▶ _SET EXERCISE_
How would the piece below on the failed "Sailormoon-S" sponsorship deal continue after its last sentence? Write the next few paragraphs.

▶ _SELECTED EXTRACT_
▶
No Deal On "Sailormoon-S"
Never before has it been made so abundantly clear to us that fans of "Sailor Moon" must actually take action in order to get more English dubbed episodes.
Our Procott with Irwin Toys was unsuccessful. Simply put, not enough fans made enough purchases nor sent in enough UPCs to encourage the company to continue sponsoring new episodes.
Even though their (800) phone sales went up over 5 times their normal level and that each sale was above their normal level--not enough fans took part. This was confirmed by our own receipt of just 53 UPCs from Canada (a disappointing response).
This was not a good turnout by our own standards and certainly not enough to forecast the mass sales necessary to turn a profit in the toy industry.
We cannot blame Irwin for not going ahead with the show. If anything, they've been a terrific sponsor and a huge supporter of "Sailor Moon."
◀
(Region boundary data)
▶
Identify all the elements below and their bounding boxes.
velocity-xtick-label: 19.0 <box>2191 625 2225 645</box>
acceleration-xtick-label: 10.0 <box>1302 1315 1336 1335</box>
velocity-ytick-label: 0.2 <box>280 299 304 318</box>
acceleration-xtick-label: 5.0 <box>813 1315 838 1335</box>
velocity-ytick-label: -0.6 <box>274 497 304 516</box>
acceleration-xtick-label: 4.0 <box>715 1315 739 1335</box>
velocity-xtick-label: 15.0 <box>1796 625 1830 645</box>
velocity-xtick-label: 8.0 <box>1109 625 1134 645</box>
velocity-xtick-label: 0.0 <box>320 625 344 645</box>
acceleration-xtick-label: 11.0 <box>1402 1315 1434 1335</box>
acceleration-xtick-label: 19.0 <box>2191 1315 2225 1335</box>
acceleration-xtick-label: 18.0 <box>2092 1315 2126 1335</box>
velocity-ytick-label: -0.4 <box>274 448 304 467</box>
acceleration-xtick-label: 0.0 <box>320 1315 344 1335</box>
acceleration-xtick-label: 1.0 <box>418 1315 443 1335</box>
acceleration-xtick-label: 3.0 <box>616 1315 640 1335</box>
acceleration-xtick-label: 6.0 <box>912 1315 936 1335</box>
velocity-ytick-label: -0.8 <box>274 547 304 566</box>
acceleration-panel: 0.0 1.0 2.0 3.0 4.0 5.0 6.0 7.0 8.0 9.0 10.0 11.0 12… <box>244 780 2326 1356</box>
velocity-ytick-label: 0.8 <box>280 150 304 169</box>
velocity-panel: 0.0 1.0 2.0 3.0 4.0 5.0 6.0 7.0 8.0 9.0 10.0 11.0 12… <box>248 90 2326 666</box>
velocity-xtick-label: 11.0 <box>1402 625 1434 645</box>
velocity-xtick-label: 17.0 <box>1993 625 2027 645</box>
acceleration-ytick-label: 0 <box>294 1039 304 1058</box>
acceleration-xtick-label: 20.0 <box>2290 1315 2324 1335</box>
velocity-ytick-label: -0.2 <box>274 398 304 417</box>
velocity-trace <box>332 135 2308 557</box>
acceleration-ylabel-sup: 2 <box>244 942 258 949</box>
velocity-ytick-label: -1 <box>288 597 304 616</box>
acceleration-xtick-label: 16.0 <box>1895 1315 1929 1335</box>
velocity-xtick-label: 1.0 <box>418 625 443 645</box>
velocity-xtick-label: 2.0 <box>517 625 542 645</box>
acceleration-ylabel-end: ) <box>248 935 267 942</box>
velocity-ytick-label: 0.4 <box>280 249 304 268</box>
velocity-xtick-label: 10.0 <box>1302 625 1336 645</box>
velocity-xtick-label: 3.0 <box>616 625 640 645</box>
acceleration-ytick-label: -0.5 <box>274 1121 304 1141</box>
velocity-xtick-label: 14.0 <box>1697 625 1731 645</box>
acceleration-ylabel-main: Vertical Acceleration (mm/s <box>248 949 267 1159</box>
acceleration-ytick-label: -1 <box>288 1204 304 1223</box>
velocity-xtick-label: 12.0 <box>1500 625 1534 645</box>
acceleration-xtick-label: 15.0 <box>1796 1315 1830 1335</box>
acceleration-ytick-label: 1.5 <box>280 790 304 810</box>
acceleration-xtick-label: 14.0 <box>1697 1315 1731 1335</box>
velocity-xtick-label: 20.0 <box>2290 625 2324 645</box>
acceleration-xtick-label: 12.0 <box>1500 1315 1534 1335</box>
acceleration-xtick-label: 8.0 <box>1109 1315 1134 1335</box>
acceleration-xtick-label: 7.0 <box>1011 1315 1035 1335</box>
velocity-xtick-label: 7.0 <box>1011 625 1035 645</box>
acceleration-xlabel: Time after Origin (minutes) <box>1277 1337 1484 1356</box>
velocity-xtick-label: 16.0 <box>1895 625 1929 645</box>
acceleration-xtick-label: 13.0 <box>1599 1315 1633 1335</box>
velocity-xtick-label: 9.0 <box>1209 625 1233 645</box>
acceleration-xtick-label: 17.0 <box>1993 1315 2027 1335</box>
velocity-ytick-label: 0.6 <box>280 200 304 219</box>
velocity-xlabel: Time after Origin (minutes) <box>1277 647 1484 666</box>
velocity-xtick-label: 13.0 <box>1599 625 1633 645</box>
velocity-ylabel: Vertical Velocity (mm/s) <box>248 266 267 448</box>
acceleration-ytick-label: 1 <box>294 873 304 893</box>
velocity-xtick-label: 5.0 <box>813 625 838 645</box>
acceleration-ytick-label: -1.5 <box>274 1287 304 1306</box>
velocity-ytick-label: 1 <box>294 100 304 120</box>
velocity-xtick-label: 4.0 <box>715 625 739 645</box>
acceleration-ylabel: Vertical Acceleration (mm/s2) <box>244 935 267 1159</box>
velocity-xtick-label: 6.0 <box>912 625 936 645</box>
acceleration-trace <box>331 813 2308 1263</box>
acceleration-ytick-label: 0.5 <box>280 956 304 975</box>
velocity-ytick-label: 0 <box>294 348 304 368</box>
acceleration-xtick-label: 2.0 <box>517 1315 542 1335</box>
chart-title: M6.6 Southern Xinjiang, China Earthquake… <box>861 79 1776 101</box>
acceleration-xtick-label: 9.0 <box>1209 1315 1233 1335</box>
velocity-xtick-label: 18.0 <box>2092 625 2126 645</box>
◀
▶ _EXPECTED ANSWER_
This contrasts greatly against our other calls for action & Procotts which have been very successful. Some of our members believe that we failed because:
But we once again extend a giant thank you to all of those who did participate. Each visit to Irwin's site, every purchase, every UPC had much more importance than usual.
The Cartoon Network
Ironically, the ratings for "Sailor Moon" have been excellent.
As we have previously reported with each passing week the series has gained more and more viewers--settling into a comfortable position. It is the #1 rated show in the Toonami block even though it has the worst time slot. (There are more potential viewers later in the afternoon but we have agreed with the network's choices.)
The program has easily surpassed The Cartoon Network's projections--which has delighted advertisers since they are enjoying higher ratings without having to pay extra for their commercials.
Would The Cartoon Network Pay For Sailormoon-S"?
As we have reported earlier, no.
Here, corporate politics enter the picture. It is The Cartoon Network's unwritten policy to invest only in those shows which it or one of its parent companies (Turner Networks, Time/Warner) will ultimately control. "Sailor Moon" is considered (correctly or incorrectly) to be controlled by Disney, a rival company.
(In truth, "Sailor Moon" is not controlled by Disney but that makes no difference here. It's Disney who could profit most by new episodes. No Time/Warner/Turner employee wants to be responsible for that.)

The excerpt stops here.